Data listing
········

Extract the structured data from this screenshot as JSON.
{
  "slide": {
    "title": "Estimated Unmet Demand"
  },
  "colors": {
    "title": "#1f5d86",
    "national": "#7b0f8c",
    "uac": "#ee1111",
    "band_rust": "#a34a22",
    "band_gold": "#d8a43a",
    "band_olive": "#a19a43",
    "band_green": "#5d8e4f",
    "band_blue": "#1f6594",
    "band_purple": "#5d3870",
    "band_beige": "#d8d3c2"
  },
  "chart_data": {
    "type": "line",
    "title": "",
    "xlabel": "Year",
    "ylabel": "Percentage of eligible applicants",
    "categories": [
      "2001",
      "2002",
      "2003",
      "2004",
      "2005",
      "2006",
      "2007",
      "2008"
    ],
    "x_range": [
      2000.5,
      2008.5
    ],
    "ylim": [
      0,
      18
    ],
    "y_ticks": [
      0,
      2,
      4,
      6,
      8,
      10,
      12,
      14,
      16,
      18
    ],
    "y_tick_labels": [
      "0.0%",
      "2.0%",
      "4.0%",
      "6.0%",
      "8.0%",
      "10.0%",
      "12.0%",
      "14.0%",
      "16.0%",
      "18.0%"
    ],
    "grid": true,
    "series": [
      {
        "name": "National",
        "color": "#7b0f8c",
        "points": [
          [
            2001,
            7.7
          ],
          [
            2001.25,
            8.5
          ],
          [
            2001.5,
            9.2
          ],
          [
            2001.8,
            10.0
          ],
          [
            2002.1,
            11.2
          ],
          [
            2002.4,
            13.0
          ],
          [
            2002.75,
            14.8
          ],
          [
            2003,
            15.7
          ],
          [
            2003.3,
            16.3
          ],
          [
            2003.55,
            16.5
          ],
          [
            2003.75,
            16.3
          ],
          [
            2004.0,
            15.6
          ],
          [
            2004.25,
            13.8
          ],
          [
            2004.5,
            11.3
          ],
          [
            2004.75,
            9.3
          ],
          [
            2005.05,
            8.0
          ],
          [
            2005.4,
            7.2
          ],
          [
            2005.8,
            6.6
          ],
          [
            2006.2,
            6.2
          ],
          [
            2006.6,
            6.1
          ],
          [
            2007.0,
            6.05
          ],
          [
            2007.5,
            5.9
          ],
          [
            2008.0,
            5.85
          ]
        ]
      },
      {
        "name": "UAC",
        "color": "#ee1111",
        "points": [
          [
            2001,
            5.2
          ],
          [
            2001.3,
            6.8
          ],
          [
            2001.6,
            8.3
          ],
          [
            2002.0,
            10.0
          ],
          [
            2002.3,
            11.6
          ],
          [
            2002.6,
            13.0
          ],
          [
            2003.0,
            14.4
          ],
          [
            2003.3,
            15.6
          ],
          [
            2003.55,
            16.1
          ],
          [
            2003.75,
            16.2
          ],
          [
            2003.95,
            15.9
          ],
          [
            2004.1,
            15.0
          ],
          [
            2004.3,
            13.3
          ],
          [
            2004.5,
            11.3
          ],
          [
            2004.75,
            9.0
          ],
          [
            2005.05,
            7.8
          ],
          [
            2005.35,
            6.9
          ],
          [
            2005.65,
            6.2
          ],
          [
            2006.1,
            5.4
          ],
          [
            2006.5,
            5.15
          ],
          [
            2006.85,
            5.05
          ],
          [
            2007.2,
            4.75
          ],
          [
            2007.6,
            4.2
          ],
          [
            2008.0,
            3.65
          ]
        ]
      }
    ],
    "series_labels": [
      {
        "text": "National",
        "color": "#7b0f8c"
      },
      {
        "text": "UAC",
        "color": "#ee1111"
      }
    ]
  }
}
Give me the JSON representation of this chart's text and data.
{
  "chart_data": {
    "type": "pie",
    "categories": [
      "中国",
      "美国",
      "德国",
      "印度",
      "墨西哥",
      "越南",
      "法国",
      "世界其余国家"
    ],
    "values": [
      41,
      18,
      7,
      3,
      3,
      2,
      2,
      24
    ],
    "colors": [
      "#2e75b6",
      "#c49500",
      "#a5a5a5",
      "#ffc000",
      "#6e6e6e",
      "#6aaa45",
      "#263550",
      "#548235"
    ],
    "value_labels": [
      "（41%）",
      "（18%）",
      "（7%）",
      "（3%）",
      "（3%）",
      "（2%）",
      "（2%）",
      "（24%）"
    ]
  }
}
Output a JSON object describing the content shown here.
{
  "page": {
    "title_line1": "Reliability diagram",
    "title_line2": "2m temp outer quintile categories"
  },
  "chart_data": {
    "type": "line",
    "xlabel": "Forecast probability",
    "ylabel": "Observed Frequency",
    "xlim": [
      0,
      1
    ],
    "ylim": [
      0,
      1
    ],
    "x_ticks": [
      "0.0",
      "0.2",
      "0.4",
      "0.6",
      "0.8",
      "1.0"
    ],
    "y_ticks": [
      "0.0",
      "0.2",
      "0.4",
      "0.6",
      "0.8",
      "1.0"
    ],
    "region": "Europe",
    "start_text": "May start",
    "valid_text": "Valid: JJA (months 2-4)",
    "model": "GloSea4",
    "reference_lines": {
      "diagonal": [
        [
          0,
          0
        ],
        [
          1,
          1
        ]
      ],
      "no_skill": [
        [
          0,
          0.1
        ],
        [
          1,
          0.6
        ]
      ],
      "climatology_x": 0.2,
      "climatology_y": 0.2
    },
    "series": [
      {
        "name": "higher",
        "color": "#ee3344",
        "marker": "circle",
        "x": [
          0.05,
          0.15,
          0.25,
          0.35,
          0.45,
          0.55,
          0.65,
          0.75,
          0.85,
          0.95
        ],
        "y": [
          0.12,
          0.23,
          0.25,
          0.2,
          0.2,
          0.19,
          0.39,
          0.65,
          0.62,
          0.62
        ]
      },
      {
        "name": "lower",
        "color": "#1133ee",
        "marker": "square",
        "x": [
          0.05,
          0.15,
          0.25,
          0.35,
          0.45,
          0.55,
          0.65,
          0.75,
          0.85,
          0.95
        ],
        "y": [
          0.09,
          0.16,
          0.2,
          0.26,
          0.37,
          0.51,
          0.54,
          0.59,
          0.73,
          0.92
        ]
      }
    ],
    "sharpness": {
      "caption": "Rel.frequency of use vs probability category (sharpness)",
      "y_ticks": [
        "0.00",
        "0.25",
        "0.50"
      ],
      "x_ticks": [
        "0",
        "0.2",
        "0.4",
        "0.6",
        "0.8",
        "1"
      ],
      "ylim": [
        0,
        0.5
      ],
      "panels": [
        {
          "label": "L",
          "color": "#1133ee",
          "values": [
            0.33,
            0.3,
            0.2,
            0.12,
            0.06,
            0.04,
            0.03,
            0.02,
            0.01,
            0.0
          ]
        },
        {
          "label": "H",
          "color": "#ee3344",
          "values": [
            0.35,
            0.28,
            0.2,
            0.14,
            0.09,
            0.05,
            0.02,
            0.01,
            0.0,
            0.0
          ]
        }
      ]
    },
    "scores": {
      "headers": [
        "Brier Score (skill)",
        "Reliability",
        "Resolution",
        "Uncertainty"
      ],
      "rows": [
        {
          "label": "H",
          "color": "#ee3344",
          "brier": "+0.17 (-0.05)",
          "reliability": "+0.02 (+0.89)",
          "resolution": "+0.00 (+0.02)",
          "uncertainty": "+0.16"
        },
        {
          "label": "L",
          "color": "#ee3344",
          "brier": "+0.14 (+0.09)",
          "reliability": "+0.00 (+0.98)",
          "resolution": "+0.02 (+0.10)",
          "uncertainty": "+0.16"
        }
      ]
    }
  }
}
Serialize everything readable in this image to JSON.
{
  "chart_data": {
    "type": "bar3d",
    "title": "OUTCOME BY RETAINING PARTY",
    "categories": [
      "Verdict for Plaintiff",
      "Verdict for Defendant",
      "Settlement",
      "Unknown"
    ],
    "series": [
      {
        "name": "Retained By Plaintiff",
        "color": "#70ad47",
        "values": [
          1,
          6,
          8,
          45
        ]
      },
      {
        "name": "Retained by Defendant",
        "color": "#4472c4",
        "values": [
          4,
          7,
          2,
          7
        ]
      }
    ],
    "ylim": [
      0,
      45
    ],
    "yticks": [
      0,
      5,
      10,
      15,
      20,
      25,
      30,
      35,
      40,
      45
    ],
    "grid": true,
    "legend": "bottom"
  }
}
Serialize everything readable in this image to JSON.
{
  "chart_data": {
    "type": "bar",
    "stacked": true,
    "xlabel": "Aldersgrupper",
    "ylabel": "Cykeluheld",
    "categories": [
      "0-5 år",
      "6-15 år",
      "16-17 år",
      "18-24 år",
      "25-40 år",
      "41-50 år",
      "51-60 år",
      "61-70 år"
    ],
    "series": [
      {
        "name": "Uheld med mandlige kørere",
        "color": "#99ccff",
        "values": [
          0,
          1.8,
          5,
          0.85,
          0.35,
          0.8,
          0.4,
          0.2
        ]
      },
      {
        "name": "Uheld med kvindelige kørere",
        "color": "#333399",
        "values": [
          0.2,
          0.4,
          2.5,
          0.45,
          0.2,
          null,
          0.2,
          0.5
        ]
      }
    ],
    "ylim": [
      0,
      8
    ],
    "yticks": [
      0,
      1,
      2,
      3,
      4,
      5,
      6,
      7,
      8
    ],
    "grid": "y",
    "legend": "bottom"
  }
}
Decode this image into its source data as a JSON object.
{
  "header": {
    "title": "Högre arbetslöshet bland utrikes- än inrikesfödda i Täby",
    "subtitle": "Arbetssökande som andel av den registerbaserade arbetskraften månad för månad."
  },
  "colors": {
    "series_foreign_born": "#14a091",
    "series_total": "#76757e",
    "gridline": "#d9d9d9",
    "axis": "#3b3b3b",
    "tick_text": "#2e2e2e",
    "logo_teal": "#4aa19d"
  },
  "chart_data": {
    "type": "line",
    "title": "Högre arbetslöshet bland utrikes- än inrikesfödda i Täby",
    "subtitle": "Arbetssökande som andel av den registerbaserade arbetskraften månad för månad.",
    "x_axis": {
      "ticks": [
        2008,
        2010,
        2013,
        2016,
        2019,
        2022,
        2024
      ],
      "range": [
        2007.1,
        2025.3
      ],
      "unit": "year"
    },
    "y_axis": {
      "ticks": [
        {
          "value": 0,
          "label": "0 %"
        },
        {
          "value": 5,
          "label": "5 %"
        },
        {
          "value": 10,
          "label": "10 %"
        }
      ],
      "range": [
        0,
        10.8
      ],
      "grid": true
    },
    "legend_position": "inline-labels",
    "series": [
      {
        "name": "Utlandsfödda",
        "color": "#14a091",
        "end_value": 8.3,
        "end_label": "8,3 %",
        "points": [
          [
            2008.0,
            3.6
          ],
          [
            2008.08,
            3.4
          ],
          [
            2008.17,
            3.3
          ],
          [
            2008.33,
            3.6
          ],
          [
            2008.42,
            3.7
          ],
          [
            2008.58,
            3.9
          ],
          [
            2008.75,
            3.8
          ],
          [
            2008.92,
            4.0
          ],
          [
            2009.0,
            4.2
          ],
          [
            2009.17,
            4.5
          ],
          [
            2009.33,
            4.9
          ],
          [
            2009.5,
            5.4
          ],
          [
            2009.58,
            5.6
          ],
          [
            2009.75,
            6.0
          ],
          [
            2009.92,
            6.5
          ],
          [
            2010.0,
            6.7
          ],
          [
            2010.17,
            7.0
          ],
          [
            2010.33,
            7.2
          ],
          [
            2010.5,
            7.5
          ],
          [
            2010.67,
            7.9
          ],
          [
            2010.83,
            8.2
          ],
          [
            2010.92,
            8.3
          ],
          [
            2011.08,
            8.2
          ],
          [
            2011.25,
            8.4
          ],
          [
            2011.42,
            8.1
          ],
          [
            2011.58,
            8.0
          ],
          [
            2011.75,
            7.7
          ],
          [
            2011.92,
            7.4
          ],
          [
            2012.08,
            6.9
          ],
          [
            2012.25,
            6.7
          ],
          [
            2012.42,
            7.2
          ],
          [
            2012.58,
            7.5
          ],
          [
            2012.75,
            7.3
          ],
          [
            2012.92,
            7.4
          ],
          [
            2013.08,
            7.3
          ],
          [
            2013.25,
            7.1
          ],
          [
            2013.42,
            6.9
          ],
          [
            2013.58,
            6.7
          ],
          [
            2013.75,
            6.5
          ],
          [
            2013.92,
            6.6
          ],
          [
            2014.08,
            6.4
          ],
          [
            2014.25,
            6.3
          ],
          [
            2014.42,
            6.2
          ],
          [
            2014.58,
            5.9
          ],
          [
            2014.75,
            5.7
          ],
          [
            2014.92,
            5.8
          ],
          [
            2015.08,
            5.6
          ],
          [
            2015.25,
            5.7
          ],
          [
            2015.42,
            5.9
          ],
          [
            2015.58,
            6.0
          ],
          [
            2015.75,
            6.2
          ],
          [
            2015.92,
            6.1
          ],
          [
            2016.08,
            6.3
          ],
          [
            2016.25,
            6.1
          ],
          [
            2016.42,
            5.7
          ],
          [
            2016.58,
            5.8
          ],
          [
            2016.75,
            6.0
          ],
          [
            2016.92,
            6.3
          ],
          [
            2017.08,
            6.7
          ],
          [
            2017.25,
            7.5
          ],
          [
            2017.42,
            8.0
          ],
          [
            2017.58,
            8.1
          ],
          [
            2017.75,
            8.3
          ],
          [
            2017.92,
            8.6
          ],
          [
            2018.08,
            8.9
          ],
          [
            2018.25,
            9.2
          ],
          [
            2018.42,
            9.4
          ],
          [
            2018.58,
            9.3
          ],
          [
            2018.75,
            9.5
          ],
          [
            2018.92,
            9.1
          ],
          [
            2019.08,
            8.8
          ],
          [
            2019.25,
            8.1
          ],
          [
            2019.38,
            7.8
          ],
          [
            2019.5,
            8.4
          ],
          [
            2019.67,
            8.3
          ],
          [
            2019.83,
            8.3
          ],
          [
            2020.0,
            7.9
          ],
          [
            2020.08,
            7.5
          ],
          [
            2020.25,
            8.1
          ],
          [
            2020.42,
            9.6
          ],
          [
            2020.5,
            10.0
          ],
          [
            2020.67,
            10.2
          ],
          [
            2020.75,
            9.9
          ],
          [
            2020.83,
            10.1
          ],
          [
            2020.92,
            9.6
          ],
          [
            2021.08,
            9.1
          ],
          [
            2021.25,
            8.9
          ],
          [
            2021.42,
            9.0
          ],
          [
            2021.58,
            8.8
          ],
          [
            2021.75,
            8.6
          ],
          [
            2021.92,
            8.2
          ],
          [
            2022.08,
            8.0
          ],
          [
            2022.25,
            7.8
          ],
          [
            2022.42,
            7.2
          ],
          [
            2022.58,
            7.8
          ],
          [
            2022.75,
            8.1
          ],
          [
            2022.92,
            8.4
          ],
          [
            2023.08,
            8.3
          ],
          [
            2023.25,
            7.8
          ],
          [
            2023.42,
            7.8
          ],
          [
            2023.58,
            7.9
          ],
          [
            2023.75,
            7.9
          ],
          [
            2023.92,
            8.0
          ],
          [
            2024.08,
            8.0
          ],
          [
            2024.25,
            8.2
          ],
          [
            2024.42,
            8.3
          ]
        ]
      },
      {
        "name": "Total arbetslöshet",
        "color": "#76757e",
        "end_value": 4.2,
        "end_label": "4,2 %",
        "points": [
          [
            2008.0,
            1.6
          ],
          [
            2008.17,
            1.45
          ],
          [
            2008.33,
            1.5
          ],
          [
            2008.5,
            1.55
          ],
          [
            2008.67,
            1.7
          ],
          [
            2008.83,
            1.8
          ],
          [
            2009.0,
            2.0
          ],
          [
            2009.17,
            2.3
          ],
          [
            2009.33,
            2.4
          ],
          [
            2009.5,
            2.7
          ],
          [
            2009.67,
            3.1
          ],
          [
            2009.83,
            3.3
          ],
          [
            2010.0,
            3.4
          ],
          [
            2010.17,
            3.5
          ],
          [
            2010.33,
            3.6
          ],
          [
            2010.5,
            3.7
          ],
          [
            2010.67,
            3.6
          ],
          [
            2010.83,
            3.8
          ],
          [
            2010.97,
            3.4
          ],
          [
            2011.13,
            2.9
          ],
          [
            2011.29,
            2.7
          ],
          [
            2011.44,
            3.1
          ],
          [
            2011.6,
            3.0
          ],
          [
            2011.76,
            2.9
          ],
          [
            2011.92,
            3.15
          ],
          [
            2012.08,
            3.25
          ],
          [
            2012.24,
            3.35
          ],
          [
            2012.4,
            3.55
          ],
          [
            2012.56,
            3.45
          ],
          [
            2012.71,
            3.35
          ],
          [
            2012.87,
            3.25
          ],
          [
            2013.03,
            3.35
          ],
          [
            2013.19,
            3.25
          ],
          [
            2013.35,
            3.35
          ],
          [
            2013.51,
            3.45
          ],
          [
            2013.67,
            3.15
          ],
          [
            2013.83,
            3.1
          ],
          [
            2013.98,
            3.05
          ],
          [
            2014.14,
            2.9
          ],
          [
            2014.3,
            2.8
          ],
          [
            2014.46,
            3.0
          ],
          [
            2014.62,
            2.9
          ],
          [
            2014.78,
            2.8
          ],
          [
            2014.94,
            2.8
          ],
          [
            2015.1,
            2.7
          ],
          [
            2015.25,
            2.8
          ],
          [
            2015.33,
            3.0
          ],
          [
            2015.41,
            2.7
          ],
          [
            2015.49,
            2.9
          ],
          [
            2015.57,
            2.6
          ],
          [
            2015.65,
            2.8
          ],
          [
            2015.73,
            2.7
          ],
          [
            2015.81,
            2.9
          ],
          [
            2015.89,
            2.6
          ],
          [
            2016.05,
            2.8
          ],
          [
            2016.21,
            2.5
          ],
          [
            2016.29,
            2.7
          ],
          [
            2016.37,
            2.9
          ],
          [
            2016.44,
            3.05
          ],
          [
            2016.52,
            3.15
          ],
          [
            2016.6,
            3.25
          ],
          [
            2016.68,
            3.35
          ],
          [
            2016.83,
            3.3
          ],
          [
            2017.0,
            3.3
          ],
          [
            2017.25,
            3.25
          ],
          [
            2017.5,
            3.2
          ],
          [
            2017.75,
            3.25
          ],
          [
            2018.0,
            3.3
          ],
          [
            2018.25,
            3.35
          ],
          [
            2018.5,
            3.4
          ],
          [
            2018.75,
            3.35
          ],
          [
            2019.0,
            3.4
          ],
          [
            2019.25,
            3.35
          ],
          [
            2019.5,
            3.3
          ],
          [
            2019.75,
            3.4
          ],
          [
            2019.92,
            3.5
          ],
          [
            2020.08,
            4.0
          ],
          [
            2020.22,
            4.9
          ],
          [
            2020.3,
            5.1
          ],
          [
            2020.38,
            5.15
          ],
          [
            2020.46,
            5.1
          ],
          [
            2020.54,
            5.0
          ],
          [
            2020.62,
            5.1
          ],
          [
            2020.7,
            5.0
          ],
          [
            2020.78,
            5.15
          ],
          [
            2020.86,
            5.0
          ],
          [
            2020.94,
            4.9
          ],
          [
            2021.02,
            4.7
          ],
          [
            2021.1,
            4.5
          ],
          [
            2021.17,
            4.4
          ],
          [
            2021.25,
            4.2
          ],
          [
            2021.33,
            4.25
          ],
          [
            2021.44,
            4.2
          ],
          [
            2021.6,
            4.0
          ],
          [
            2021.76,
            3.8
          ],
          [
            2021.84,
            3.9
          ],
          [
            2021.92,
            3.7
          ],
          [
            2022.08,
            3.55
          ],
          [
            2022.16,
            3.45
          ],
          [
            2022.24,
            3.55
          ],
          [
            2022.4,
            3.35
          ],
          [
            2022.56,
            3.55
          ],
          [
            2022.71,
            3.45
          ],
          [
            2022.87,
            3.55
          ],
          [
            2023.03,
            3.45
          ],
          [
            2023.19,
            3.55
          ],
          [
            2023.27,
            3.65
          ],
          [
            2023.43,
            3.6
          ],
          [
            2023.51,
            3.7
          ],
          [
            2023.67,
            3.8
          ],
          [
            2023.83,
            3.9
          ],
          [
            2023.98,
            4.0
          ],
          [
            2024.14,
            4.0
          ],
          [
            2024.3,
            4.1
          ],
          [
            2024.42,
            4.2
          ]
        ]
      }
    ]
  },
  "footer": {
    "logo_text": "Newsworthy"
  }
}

········

Copy every line of the listing where the word "object" appears.

→ Correct output
Output a JSON object describing the content shown here.
Decode this image into its source data as a JSON object.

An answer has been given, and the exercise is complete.